- [Entries shown]
┌──

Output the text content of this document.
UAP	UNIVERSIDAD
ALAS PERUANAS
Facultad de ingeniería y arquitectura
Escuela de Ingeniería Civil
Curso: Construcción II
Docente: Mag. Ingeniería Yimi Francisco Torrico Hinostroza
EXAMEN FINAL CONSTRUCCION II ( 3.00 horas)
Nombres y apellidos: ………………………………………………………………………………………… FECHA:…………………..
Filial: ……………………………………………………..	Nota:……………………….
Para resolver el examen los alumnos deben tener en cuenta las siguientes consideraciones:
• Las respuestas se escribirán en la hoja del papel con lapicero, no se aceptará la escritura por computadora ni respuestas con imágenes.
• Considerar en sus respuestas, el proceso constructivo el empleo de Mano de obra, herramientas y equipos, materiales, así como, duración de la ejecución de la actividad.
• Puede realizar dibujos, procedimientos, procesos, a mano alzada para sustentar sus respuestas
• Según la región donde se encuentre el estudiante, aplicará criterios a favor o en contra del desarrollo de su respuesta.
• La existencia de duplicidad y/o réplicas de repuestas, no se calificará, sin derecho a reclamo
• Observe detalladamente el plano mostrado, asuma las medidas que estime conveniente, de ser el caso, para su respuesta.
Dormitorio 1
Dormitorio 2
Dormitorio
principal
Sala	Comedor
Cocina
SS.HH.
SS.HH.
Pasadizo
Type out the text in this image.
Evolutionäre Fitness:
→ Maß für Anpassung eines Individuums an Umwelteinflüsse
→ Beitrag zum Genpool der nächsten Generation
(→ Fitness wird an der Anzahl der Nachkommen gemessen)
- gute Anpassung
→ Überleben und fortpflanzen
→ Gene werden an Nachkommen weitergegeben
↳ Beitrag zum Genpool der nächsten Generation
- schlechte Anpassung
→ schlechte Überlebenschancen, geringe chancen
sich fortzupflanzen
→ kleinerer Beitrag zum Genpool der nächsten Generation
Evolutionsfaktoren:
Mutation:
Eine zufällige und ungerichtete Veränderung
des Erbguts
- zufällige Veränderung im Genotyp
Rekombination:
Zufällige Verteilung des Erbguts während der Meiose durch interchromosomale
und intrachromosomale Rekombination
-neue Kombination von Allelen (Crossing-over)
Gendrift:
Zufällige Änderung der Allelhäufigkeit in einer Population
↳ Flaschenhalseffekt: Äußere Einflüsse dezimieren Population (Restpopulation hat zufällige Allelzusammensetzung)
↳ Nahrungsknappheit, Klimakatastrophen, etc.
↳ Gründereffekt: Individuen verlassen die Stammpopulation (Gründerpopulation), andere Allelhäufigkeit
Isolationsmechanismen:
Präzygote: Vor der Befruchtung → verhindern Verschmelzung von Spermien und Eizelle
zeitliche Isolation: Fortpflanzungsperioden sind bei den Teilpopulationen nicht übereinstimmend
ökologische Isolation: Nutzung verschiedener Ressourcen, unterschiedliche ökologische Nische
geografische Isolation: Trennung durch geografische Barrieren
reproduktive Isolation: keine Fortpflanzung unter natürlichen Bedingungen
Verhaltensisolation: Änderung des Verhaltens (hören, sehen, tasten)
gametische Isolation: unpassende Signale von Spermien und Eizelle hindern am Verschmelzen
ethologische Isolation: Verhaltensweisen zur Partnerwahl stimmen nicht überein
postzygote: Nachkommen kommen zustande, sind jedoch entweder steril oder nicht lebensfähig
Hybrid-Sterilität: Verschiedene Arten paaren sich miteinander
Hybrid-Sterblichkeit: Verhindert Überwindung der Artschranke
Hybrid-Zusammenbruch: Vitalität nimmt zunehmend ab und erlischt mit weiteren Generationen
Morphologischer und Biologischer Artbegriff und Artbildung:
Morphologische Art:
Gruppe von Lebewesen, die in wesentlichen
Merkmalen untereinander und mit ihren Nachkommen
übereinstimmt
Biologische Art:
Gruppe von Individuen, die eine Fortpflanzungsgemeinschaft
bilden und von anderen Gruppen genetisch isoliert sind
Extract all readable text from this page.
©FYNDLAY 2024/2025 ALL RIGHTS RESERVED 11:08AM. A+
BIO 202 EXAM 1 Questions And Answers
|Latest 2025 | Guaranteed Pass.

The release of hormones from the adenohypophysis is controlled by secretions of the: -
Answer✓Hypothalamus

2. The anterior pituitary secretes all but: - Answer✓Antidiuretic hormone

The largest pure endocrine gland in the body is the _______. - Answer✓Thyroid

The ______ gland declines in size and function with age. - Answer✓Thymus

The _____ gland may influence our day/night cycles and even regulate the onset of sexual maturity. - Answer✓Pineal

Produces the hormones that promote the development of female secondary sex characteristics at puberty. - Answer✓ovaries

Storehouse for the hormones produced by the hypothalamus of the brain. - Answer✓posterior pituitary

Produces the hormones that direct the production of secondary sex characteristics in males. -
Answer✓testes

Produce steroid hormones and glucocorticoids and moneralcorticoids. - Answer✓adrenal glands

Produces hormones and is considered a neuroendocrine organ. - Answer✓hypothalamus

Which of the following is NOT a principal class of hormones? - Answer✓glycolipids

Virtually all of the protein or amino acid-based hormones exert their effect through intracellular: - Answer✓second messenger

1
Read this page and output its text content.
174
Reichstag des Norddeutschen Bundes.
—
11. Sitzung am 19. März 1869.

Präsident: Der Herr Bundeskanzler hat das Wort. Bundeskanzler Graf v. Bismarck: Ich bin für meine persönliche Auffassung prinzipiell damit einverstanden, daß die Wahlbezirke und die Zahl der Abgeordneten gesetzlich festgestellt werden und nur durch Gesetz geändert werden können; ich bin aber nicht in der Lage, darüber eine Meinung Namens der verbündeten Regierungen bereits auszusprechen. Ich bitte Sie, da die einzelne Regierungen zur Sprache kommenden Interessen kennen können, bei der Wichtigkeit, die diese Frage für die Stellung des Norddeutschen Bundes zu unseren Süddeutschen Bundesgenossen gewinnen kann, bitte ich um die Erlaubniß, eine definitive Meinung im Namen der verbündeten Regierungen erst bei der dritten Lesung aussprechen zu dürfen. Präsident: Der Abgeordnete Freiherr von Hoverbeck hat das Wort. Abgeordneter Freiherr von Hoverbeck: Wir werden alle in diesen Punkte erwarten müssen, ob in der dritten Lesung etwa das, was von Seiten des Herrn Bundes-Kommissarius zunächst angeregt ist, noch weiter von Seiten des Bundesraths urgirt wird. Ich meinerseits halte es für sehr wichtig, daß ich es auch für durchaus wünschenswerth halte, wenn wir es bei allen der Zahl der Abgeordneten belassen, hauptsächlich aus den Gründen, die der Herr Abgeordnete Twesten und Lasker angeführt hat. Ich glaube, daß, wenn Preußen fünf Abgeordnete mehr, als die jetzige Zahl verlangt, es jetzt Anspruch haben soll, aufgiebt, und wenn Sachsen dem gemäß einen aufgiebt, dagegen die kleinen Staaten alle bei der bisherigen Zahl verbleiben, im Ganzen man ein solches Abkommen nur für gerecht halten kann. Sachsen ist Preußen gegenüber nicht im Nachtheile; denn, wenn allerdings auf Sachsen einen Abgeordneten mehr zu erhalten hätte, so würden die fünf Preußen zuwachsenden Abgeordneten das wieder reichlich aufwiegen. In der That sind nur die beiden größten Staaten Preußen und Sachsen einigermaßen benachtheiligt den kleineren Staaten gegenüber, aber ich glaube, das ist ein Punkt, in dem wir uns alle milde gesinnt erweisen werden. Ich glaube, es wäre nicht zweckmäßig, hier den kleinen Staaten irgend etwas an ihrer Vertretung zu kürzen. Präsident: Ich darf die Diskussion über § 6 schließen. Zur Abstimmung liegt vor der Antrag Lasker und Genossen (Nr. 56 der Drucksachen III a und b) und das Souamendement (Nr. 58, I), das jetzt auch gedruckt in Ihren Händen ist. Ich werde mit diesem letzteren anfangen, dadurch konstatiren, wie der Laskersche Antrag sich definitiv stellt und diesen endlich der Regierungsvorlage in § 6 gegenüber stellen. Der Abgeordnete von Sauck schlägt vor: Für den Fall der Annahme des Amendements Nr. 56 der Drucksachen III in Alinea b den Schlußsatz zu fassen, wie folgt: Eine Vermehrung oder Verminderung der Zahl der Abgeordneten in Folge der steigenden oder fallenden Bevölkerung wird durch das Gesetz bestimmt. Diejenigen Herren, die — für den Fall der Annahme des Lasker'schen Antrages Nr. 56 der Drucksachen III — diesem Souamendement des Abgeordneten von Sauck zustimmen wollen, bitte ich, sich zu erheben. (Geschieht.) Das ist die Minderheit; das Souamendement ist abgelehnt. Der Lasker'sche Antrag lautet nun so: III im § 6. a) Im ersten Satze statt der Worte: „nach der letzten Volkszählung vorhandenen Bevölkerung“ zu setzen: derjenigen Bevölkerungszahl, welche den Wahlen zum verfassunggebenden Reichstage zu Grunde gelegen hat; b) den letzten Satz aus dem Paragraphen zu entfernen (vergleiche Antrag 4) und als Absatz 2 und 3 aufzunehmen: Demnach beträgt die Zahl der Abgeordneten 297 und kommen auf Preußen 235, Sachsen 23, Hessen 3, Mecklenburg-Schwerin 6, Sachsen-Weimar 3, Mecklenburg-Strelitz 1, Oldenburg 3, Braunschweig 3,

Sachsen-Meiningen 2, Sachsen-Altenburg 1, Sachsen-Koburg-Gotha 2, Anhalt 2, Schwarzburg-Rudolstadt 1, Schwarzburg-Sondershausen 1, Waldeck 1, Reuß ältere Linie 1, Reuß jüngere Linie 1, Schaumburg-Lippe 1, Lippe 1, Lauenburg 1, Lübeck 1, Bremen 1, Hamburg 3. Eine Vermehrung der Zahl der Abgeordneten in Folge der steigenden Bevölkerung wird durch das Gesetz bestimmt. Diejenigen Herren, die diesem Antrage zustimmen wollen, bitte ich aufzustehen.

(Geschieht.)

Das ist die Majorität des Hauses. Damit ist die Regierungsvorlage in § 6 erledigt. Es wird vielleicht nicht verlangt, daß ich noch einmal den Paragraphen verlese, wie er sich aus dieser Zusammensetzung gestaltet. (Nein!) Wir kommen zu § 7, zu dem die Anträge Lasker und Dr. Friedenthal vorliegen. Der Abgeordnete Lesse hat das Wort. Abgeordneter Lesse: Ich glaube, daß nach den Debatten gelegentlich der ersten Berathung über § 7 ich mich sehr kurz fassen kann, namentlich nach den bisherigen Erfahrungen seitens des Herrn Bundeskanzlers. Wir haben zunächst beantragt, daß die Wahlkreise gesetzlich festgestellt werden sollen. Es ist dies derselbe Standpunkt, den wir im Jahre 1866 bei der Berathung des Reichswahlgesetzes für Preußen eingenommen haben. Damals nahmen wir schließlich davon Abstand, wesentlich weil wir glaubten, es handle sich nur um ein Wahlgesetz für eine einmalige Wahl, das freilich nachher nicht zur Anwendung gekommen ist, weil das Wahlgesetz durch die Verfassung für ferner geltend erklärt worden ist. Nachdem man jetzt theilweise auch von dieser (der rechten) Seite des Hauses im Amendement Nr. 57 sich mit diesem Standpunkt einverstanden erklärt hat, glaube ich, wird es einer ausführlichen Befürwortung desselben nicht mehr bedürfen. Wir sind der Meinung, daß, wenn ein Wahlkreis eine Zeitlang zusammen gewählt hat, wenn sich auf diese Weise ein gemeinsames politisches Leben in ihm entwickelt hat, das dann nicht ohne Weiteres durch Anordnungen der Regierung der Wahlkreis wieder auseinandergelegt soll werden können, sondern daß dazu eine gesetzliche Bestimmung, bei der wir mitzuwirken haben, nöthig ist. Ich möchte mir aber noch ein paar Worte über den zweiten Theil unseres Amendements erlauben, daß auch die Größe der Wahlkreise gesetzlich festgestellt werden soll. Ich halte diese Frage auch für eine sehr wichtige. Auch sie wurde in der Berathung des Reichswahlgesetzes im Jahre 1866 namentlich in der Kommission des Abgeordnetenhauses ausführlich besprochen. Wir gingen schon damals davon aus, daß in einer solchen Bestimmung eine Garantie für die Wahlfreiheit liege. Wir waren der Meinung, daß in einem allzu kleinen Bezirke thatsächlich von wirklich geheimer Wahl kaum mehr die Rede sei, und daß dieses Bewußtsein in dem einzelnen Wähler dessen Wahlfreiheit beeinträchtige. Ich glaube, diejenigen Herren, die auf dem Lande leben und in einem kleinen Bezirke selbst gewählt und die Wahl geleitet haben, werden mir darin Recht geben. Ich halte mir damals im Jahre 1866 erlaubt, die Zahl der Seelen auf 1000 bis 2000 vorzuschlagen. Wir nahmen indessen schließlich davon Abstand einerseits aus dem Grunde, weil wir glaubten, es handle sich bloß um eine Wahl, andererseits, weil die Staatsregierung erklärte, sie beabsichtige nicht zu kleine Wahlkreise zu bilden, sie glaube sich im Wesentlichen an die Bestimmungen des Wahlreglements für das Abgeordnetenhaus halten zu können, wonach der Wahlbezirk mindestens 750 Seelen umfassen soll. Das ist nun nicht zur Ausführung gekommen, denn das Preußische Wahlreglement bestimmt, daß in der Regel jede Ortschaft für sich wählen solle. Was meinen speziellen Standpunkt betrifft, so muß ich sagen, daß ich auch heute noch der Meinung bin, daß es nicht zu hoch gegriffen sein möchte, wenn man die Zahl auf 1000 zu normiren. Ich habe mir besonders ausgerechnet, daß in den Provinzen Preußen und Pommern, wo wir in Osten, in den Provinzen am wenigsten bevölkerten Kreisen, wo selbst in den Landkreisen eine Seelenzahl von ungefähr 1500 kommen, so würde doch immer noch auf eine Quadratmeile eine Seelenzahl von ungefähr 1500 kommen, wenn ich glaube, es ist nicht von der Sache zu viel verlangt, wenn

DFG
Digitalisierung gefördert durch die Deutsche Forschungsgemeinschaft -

└──

- [Problem details]
Write out each line above that contains the word "pituitary".

- [Task response]
2. The anterior pituitary secretes all but: - Answer✓Antidiuretic hormone
Storehouse for the hormones produced by the hypothalamus of the brain. - Answer✓posterior pituitary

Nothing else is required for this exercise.